DATA RECORDS:
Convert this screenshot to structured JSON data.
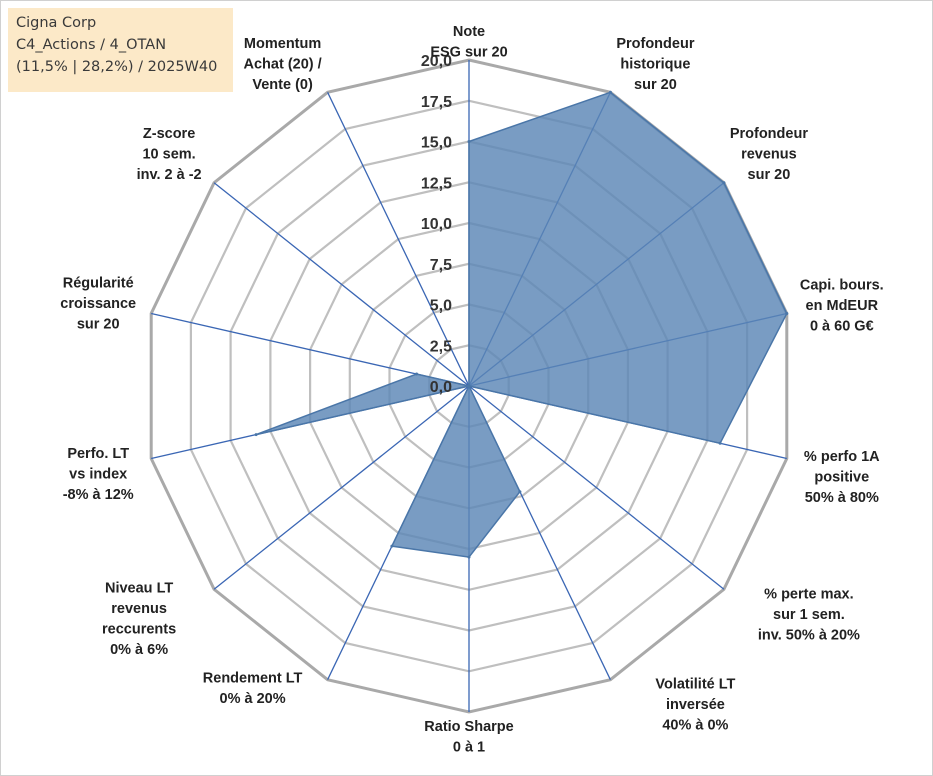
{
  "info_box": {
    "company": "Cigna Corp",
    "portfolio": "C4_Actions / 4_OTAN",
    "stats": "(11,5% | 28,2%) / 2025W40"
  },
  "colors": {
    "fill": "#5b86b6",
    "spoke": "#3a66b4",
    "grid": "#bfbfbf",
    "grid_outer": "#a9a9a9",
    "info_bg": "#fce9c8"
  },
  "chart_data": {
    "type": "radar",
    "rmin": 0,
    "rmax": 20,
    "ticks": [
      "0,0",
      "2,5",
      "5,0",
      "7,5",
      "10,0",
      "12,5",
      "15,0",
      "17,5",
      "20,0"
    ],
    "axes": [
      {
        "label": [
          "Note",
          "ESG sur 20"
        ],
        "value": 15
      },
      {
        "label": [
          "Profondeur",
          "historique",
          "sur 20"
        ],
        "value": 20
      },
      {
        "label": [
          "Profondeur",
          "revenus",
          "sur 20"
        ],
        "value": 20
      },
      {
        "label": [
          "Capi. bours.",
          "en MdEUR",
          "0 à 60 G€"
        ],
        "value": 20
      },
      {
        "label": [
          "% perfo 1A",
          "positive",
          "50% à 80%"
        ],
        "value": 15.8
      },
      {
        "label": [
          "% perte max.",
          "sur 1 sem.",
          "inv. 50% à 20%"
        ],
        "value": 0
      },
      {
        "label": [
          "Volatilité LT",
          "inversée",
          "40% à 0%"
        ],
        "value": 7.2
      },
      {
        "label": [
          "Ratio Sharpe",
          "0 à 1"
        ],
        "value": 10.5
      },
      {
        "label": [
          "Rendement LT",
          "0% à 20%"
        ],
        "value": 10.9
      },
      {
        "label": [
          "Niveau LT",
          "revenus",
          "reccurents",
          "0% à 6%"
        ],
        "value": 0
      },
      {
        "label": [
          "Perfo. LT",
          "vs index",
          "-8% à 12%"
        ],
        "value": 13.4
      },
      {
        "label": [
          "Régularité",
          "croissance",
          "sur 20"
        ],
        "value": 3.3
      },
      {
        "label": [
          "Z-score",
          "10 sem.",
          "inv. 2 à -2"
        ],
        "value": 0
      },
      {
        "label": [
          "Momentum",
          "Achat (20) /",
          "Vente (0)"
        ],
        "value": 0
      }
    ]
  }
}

TASK DIRECTIONS: Leave the pictures out and output the rest of the listing exactly.

SOLUTION FOR THIS PROBLEM:
Convert this screenshot to structured JSON data.
{
  "info_box": {
    "company": "Cigna Corp",
    "portfolio": "C4_Actions / 4_OTAN",
    "stats": "(11,5% | 28,2%) / 2025W40"
  },
  "colors": {
    "fill": "#5b86b6",
    "spoke": "#3a66b4",
    "grid": "#bfbfbf",
    "grid_outer": "#a9a9a9",
    "info_bg": "#fce9c8"
  },
  "chart_data": {
    "type": "radar",
    "rmin": 0,
    "rmax": 20,
    "ticks": [
      "0,0",
      "2,5",
      "5,0",
      "7,5",
      "10,0",
      "12,5",
      "15,0",
      "17,5",
      "20,0"
    ],
    "axes": [
      {
        "label": [
          "Note",
          "ESG sur 20"
        ],
        "value": 15
      },
      {
        "label": [
          "Profondeur",
          "historique",
          "sur 20"
        ],
        "value": 20
      },
      {
        "label": [
          "Profondeur",
          "revenus",
          "sur 20"
        ],
        "value": 20
      },
      {
        "label": [
          "Capi. bours.",
          "en MdEUR",
          "0 à 60 G€"
        ],
        "value": 20
      },
      {
        "label": [
          "% perfo 1A",
          "positive",
          "50% à 80%"
        ],
        "value": 15.8
      },
      {
        "label": [
          "% perte max.",
          "sur 1 sem.",
          "inv. 50% à 20%"
        ],
        "value": 0
      },
      {
        "label": [
          "Volatilité LT",
          "inversée",
          "40% à 0%"
        ],
        "value": 7.2
      },
      {
        "label": [
          "Ratio Sharpe",
          "0 à 1"
        ],
        "value": 10.5
      },
      {
        "label": [
          "Rendement LT",
          "0% à 20%"
        ],
        "value": 10.9
      },
      {
        "label": [
          "Niveau LT",
          "revenus",
          "reccurents",
          "0% à 6%"
        ],
        "value": 0
      },
      {
        "label": [
          "Perfo. LT",
          "vs index",
          "-8% à 12%"
        ],
        "value": 13.4
      },
      {
        "label": [
          "Régularité",
          "croissance",
          "sur 20"
        ],
        "value": 3.3
      },
      {
        "label": [
          "Z-score",
          "10 sem.",
          "inv. 2 à -2"
        ],
        "value": 0
      },
      {
        "label": [
          "Momentum",
          "Achat (20) /",
          "Vente (0)"
        ],
        "value": 0
      }
    ]
  }
}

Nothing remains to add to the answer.